▶ [Instructions to follow] Select from the data all lines with the word "name".

Source records:
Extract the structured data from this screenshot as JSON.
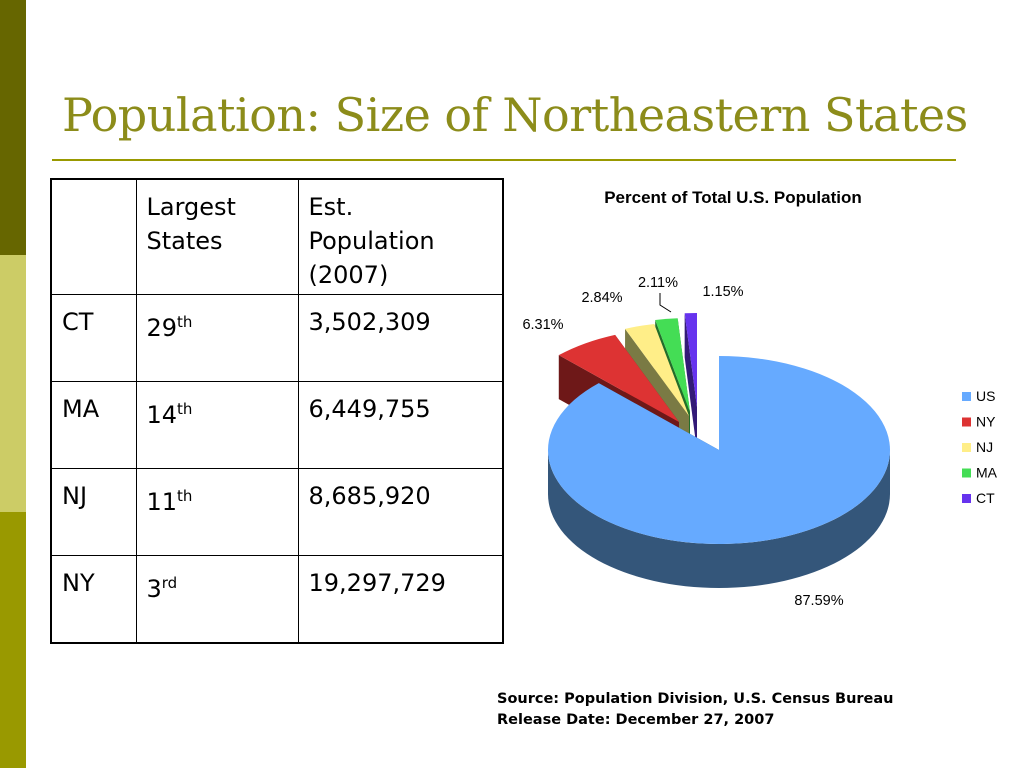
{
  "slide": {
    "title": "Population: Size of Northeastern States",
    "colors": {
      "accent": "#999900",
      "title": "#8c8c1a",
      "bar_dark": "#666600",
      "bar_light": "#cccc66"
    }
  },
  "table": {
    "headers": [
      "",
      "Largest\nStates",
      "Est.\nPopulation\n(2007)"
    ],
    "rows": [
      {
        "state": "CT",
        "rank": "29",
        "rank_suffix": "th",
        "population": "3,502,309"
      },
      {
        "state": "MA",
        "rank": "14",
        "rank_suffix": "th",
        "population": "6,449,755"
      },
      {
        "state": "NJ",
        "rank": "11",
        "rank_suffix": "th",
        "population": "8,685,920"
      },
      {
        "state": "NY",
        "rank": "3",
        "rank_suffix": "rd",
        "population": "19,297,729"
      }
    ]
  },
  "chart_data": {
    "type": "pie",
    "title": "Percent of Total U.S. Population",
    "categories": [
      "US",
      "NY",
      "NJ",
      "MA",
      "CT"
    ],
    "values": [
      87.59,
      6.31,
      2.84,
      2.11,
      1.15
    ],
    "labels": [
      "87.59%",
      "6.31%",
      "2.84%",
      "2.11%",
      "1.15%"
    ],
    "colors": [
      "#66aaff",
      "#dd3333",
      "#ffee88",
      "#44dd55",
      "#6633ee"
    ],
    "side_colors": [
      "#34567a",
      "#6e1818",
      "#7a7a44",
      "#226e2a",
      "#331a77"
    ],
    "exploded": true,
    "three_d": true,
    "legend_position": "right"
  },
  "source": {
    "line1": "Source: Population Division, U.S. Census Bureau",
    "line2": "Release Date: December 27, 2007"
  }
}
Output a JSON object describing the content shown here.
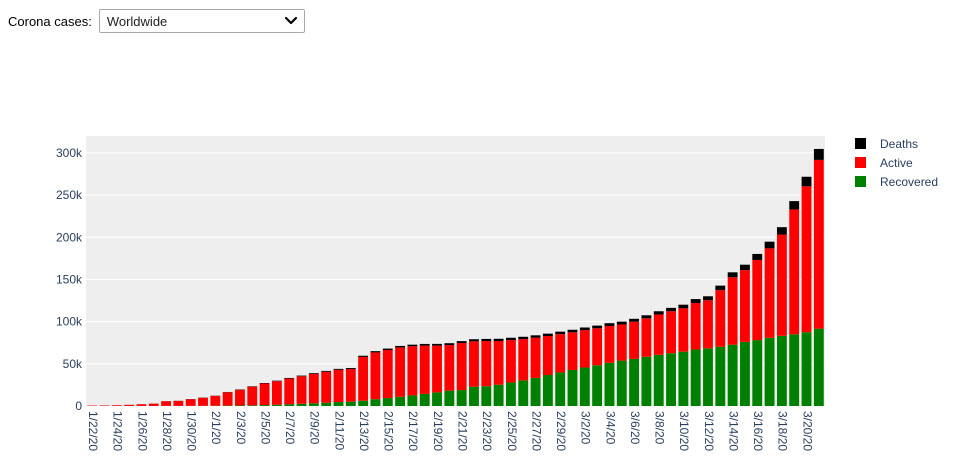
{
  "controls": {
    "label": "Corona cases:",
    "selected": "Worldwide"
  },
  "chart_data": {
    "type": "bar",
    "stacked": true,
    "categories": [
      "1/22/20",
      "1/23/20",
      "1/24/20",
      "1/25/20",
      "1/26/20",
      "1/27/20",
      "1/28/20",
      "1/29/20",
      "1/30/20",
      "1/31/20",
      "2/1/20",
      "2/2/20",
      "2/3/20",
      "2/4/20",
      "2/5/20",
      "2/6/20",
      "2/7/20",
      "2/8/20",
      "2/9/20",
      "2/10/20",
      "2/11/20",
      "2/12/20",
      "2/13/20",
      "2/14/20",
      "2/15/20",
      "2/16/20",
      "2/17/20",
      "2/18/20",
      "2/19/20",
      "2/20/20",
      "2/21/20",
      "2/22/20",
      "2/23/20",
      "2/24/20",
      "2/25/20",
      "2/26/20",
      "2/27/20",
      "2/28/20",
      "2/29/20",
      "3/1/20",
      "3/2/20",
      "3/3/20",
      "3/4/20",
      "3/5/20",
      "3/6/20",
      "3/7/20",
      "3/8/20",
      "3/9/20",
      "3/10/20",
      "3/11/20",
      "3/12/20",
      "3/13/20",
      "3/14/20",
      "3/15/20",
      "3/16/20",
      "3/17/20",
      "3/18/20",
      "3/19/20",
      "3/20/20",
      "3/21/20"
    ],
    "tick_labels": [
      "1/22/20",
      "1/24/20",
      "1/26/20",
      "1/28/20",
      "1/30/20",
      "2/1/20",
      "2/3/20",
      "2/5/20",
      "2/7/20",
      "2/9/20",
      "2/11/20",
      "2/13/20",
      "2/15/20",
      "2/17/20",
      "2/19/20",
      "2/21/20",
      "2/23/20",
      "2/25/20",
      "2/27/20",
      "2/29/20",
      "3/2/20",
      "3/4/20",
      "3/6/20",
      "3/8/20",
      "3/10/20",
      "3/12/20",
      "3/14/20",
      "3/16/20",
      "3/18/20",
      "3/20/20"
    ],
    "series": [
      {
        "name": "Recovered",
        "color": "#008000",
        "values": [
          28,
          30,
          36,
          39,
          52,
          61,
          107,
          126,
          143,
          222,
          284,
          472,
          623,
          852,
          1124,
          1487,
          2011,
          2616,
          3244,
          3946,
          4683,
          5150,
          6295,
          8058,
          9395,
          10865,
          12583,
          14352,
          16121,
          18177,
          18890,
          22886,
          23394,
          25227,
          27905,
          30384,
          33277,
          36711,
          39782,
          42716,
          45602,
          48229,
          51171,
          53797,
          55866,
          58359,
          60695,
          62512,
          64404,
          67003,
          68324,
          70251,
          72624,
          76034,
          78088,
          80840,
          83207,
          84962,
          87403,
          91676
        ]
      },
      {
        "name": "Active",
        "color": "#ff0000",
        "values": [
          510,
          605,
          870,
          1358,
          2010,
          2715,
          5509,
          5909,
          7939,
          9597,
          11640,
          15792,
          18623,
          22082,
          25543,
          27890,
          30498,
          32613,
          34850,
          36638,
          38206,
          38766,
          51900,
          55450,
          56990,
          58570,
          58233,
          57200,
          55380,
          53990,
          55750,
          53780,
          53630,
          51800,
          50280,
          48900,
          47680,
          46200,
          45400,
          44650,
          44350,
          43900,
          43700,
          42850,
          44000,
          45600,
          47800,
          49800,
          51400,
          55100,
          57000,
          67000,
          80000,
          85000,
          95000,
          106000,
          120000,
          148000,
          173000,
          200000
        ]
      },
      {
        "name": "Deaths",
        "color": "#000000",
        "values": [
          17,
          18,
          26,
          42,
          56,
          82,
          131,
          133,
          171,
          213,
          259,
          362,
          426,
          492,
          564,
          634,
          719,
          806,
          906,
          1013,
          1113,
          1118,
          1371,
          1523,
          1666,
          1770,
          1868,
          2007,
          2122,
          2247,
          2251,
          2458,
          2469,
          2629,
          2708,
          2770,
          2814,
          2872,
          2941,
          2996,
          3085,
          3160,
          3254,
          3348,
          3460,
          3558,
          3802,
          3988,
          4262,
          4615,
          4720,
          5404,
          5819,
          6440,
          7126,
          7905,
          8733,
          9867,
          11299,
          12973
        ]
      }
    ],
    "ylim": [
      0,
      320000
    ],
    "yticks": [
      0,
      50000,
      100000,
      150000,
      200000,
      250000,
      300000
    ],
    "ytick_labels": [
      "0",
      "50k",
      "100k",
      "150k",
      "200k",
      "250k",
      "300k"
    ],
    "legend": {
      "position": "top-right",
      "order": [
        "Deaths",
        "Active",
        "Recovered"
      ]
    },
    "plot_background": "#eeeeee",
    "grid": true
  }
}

---

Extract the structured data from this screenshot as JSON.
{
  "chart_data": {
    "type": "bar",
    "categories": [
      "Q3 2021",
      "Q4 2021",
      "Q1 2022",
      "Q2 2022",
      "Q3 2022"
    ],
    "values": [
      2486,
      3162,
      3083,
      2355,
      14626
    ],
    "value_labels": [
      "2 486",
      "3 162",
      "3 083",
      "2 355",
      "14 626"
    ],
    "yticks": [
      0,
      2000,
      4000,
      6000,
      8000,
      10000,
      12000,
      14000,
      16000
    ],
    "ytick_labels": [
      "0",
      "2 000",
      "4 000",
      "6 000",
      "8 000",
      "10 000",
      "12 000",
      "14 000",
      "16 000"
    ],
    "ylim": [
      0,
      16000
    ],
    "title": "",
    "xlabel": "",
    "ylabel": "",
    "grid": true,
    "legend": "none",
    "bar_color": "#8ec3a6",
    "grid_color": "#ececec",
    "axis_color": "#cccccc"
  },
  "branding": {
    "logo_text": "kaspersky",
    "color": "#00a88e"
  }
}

▶ [Response to this exercise]
        "name": "Recovered",
        "name": "Active",
        "name": "Deaths",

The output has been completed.